Written task: Note each line where "ylabel" appears, and copy it.

Figure content listings
________________

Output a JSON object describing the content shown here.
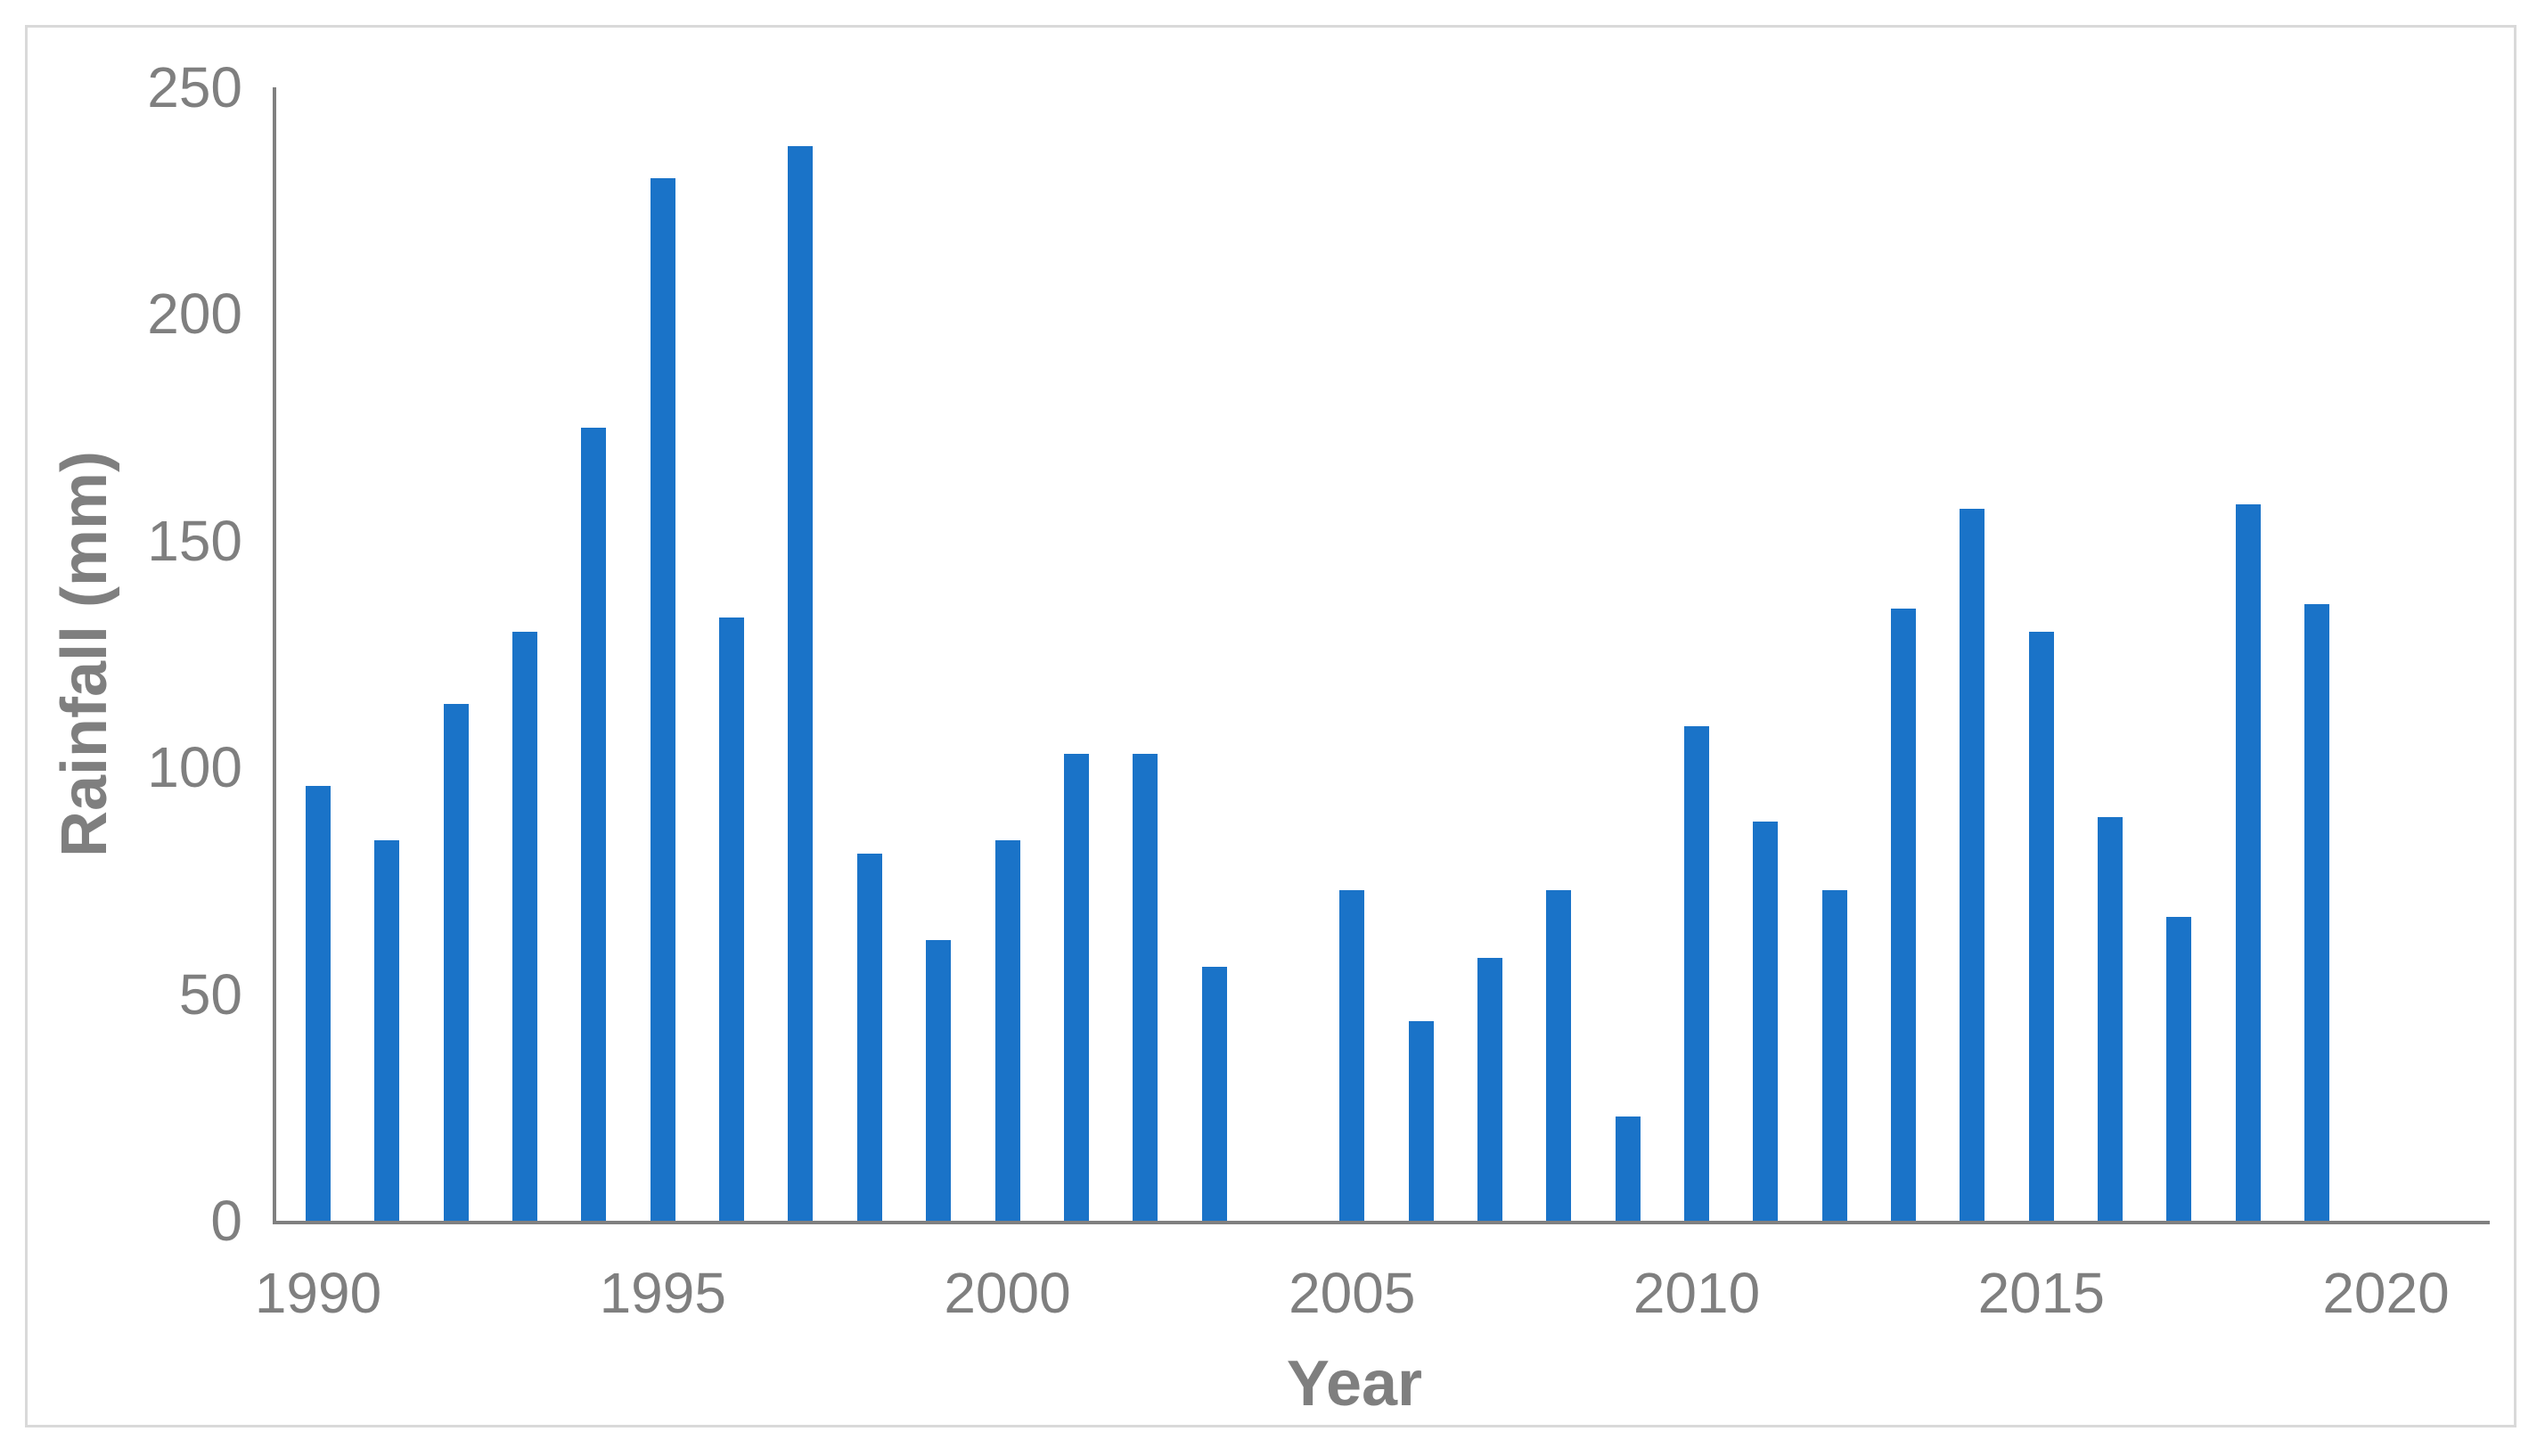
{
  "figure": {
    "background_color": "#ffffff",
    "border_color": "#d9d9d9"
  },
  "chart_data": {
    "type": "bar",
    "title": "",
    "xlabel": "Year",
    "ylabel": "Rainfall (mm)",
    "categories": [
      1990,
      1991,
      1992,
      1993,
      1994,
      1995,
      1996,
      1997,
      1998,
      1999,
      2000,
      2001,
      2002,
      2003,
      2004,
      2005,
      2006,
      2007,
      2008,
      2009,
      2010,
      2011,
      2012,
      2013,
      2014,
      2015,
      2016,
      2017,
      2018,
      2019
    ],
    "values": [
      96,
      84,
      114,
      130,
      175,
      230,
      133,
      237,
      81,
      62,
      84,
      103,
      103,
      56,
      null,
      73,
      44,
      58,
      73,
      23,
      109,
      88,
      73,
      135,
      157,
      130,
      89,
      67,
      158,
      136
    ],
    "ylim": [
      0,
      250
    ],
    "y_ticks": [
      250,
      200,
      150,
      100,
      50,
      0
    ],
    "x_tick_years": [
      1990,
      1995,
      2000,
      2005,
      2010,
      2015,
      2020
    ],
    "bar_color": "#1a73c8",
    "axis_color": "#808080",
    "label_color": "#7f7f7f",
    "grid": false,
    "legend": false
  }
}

________________

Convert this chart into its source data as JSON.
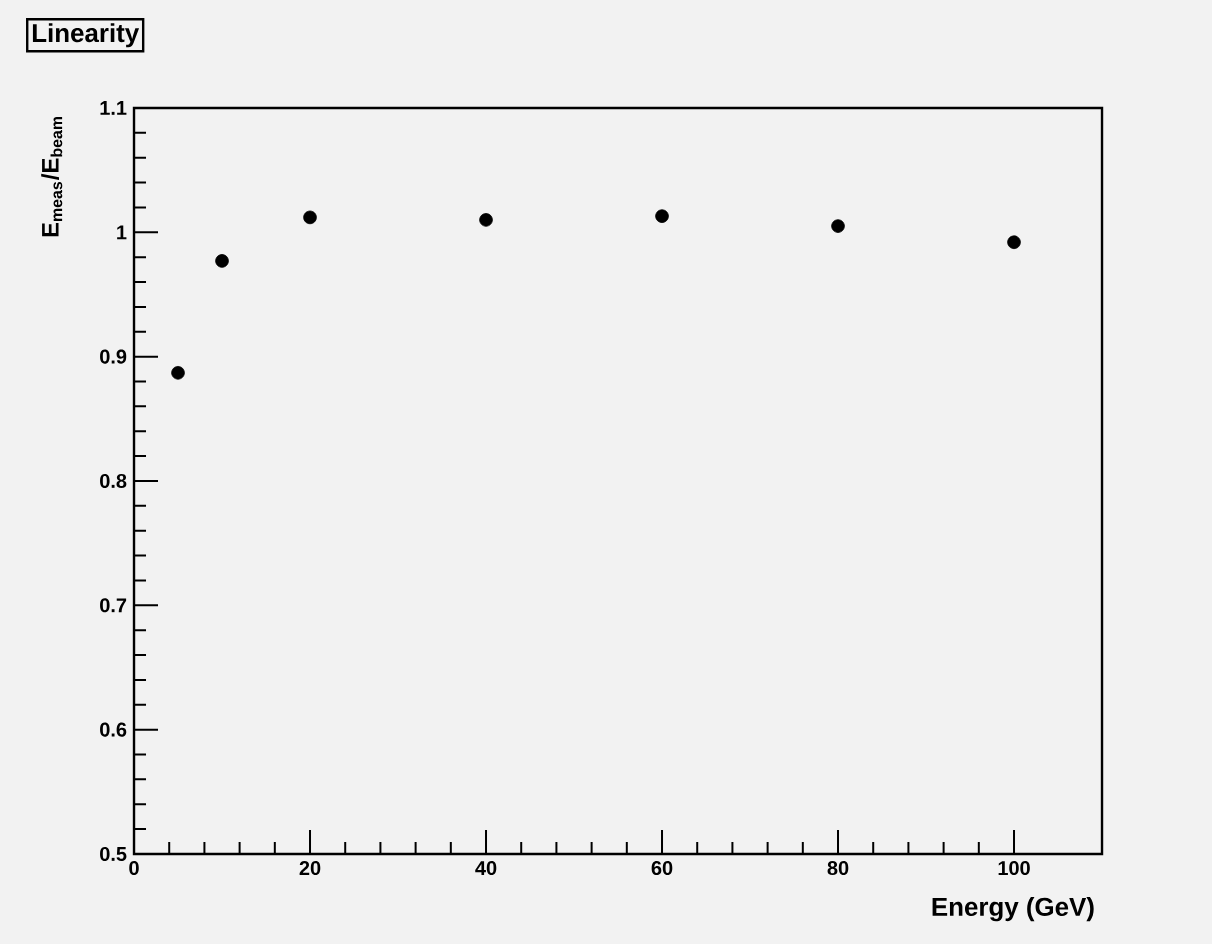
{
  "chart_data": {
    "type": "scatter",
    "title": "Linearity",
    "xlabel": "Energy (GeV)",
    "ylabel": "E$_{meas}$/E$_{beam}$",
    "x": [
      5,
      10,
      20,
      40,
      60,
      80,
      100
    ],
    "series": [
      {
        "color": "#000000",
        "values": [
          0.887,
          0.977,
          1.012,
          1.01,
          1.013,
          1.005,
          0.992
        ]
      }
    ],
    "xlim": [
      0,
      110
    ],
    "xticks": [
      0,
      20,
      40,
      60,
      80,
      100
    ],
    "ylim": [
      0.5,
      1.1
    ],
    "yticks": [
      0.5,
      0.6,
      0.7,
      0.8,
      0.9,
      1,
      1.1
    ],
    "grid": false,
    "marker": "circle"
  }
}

________________

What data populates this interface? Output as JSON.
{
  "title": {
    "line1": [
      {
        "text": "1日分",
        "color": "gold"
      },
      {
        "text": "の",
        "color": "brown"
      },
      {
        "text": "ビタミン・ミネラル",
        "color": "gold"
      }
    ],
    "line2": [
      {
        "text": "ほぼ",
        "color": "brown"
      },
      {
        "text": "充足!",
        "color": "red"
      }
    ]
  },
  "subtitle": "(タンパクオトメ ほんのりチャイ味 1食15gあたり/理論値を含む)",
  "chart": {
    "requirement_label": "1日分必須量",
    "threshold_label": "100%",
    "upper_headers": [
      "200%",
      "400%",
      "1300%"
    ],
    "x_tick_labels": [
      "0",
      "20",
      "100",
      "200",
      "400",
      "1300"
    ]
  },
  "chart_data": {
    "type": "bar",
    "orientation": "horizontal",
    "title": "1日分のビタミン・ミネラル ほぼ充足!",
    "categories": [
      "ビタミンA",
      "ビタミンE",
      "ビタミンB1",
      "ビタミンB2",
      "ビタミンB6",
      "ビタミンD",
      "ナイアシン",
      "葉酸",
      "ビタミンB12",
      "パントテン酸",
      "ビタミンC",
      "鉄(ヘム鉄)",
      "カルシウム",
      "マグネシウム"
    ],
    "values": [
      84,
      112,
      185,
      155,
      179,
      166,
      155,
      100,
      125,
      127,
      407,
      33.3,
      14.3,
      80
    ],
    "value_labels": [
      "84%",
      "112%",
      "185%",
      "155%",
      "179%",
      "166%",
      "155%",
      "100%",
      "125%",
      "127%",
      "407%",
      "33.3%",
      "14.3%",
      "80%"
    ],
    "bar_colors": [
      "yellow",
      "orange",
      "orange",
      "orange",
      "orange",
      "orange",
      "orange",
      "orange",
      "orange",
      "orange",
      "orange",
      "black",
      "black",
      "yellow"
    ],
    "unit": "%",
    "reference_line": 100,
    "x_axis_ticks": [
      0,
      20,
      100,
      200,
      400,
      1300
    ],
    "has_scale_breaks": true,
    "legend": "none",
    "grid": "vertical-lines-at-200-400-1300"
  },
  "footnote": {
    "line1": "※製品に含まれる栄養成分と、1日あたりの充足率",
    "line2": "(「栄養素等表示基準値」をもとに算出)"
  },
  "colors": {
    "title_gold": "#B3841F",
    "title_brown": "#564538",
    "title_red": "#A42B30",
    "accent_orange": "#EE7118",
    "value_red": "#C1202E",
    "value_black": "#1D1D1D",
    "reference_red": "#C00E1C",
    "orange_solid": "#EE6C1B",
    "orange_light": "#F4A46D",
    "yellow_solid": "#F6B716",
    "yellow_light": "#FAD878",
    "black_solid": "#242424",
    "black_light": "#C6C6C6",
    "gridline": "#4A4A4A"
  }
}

________________

Worked answer:
    "ylabel": "Rainfall (mm)",
    "ylabel": "E$_{meas}$/E$_{beam}$",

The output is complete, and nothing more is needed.